** Required work **
Output each entry exactly; skip nothing.
== Rows ==
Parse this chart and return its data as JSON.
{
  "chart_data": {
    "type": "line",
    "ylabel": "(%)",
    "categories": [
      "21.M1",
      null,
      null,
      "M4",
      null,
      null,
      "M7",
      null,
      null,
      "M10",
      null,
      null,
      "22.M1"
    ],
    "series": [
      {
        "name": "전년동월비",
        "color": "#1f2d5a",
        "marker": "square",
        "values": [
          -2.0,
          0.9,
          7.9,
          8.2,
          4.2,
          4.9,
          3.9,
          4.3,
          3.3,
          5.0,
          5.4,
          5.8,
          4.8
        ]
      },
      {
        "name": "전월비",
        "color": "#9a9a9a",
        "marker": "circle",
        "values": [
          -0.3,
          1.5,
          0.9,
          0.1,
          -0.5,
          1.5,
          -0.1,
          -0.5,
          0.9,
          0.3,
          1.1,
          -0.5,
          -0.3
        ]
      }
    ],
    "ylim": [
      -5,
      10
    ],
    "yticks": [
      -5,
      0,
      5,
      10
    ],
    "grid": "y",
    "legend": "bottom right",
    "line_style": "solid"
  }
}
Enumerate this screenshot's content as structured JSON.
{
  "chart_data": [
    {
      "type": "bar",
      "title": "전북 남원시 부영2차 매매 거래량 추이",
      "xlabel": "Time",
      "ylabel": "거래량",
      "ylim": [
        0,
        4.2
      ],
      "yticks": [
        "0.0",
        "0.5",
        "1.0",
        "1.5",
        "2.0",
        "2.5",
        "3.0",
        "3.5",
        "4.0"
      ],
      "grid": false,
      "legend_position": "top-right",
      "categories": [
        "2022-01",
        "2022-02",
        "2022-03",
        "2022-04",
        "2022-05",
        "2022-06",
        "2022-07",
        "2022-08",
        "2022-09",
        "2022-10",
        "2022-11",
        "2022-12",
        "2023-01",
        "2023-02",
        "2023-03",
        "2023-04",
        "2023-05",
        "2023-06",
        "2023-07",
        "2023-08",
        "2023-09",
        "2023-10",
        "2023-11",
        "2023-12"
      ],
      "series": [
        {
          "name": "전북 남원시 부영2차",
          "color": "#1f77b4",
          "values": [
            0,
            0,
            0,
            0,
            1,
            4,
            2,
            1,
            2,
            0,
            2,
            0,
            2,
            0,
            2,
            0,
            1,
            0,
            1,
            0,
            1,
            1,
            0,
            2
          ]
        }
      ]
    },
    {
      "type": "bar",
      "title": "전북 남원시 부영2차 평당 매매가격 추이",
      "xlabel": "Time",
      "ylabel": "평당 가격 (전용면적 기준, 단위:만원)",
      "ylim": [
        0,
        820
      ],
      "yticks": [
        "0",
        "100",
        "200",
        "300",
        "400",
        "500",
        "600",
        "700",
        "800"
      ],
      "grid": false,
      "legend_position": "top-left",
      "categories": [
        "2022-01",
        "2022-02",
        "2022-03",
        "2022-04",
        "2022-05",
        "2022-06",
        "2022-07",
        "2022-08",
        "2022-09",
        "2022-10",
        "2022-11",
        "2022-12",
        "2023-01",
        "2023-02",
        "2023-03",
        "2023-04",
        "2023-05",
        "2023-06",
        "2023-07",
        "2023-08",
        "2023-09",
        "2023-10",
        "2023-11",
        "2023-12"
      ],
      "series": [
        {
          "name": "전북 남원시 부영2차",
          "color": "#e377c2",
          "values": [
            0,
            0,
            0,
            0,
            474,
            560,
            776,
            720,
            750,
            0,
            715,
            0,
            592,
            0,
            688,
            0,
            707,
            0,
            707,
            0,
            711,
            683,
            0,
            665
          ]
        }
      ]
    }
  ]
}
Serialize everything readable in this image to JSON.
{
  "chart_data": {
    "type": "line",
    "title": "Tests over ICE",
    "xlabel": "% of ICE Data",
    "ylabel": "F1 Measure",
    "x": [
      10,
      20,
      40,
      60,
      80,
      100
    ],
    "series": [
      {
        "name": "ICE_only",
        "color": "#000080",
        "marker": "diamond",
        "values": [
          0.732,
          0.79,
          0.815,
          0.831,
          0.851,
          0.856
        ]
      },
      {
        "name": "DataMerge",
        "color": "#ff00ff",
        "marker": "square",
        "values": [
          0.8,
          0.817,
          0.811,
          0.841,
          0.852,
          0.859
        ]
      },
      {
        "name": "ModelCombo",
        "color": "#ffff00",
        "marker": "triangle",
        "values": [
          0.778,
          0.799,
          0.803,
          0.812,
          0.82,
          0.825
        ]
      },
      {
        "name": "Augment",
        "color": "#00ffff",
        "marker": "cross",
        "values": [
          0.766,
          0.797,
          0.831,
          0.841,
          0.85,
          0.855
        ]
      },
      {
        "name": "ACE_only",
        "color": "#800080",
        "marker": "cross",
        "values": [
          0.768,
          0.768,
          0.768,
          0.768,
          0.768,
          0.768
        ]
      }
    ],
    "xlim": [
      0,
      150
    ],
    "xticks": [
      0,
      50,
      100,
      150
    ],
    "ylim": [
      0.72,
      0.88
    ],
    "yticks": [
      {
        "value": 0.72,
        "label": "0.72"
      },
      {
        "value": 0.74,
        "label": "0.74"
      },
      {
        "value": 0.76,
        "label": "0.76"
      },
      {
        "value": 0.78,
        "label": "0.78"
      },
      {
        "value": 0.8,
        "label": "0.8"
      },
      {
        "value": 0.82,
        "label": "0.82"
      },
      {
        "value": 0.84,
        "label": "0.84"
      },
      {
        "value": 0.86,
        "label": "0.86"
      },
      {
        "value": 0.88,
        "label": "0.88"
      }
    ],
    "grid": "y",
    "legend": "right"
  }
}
===
** Exercise result **
Parse this chart and return its data as JSON.
{
  "chart_data": {
    "type": "line",
    "ylabel": "(%)",
    "categories": [
      "21.M1",
      null,
      null,
      "M4",
      null,
      null,
      "M7",
      null,
      null,
      "M10",
      null,
      null,
      "22.M1"
    ],
    "series": [
      {
        "name": "전년동월비",
        "color": "#1f2d5a",
        "marker": "square",
        "values": [
          -2.0,
          0.9,
          7.9,
          8.2,
          4.2,
          4.9,
          3.9,
          4.3,
          3.3,
          5.0,
          5.4,
          5.8,
          4.8
        ]
      },
      {
        "name": "전월비",
        "color": "#9a9a9a",
        "marker": "circle",
        "values": [
          -0.3,
          1.5,
          0.9,
          0.1,
          -0.5,
          1.5,
          -0.1,
          -0.5,
          0.9,
          0.3,
          1.1,
          -0.5,
          -0.3
        ]
      }
    ],
    "ylim": [
      -5,
      10
    ],
    "yticks": [
      -5,
      0,
      5,
      10
    ],
    "grid": "y",
    "legend": "bottom right",
    "line_style": "solid"
  }
}
Enumerate this screenshot's content as structured JSON.
{
  "chart_data": [
    {
      "type": "bar",
      "title": "전북 남원시 부영2차 매매 거래량 추이",
      "xlabel": "Time",
      "ylabel": "거래량",
      "ylim": [
        0,
        4.2
      ],
      "yticks": [
        "0.0",
        "0.5",
        "1.0",
        "1.5",
        "2.0",
        "2.5",
        "3.0",
        "3.5",
        "4.0"
      ],
      "grid": false,
      "legend_position": "top-right",
      "categories": [
        "2022-01",
        "2022-02",
        "2022-03",
        "2022-04",
        "2022-05",
        "2022-06",
        "2022-07",
        "2022-08",
        "2022-09",
        "2022-10",
        "2022-11",
        "2022-12",
        "2023-01",
        "2023-02",
        "2023-03",
        "2023-04",
        "2023-05",
        "2023-06",
        "2023-07",
        "2023-08",
        "2023-09",
        "2023-10",
        "2023-11",
        "2023-12"
      ],
      "series": [
        {
          "name": "전북 남원시 부영2차",
          "color": "#1f77b4",
          "values": [
            0,
            0,
            0,
            0,
            1,
            4,
            2,
            1,
            2,
            0,
            2,
            0,
            2,
            0,
            2,
            0,
            1,
            0,
            1,
            0,
            1,
            1,
            0,
            2
          ]
        }
      ]
    },
    {
      "type": "bar",
      "title": "전북 남원시 부영2차 평당 매매가격 추이",
      "xlabel": "Time",
      "ylabel": "평당 가격 (전용면적 기준, 단위:만원)",
      "ylim": [
        0,
        820
      ],
      "yticks": [
        "0",
        "100",
        "200",
        "300",
        "400",
        "500",
        "600",
        "700",
        "800"
      ],
      "grid": false,
      "legend_position": "top-left",
      "categories": [
        "2022-01",
        "2022-02",
        "2022-03",
        "2022-04",
        "2022-05",
        "2022-06",
        "2022-07",
        "2022-08",
        "2022-09",
        "2022-10",
        "2022-11",
        "2022-12",
        "2023-01",
        "2023-02",
        "2023-03",
        "2023-04",
        "2023-05",
        "2023-06",
        "2023-07",
        "2023-08",
        "2023-09",
        "2023-10",
        "2023-11",
        "2023-12"
      ],
      "series": [
        {
          "name": "전북 남원시 부영2차",
          "color": "#e377c2",
          "values": [
            0,
            0,
            0,
            0,
            474,
            560,
            776,
            720,
            750,
            0,
            715,
            0,
            592,
            0,
            688,
            0,
            707,
            0,
            707,
            0,
            711,
            683,
            0,
            665
          ]
        }
      ]
    }
  ]
}
Serialize everything readable in this image to JSON.
{
  "chart_data": {
    "type": "line",
    "title": "Tests over ICE",
    "xlabel": "% of ICE Data",
    "ylabel": "F1 Measure",
    "x": [
      10,
      20,
      40,
      60,
      80,
      100
    ],
    "series": [
      {
        "name": "ICE_only",
        "color": "#000080",
        "marker": "diamond",
        "values": [
          0.732,
          0.79,
          0.815,
          0.831,
          0.851,
          0.856
        ]
      },
      {
        "name": "DataMerge",
        "color": "#ff00ff",
        "marker": "square",
        "values": [
          0.8,
          0.817,
          0.811,
          0.841,
          0.852,
          0.859
        ]
      },
      {
        "name": "ModelCombo",
        "color": "#ffff00",
        "marker": "triangle",
        "values": [
          0.778,
          0.799,
          0.803,
          0.812,
          0.82,
          0.825
        ]
      },
      {
        "name": "Augment",
        "color": "#00ffff",
        "marker": "cross",
        "values": [
          0.766,
          0.797,
          0.831,
          0.841,
          0.85,
          0.855
        ]
      },
      {
        "name": "ACE_only",
        "color": "#800080",
        "marker": "cross",
        "values": [
          0.768,
          0.768,
          0.768,
          0.768,
          0.768,
          0.768
        ]
      }
    ],
    "xlim": [
      0,
      150
    ],
    "xticks": [
      0,
      50,
      100,
      150
    ],
    "ylim": [
      0.72,
      0.88
    ],
    "yticks": [
      {
        "value": 0.72,
        "label": "0.72"
      },
      {
        "value": 0.74,
        "label": "0.74"
      },
      {
        "value": 0.76,
        "label": "0.76"
      },
      {
        "value": 0.78,
        "label": "0.78"
      },
      {
        "value": 0.8,
        "label": "0.8"
      },
      {
        "value": 0.82,
        "label": "0.82"
      },
      {
        "value": 0.84,
        "label": "0.84"
      },
      {
        "value": 0.86,
        "label": "0.86"
      },
      {
        "value": 0.88,
        "label": "0.88"
      }
    ],
    "grid": "y",
    "legend": "right"
  }
}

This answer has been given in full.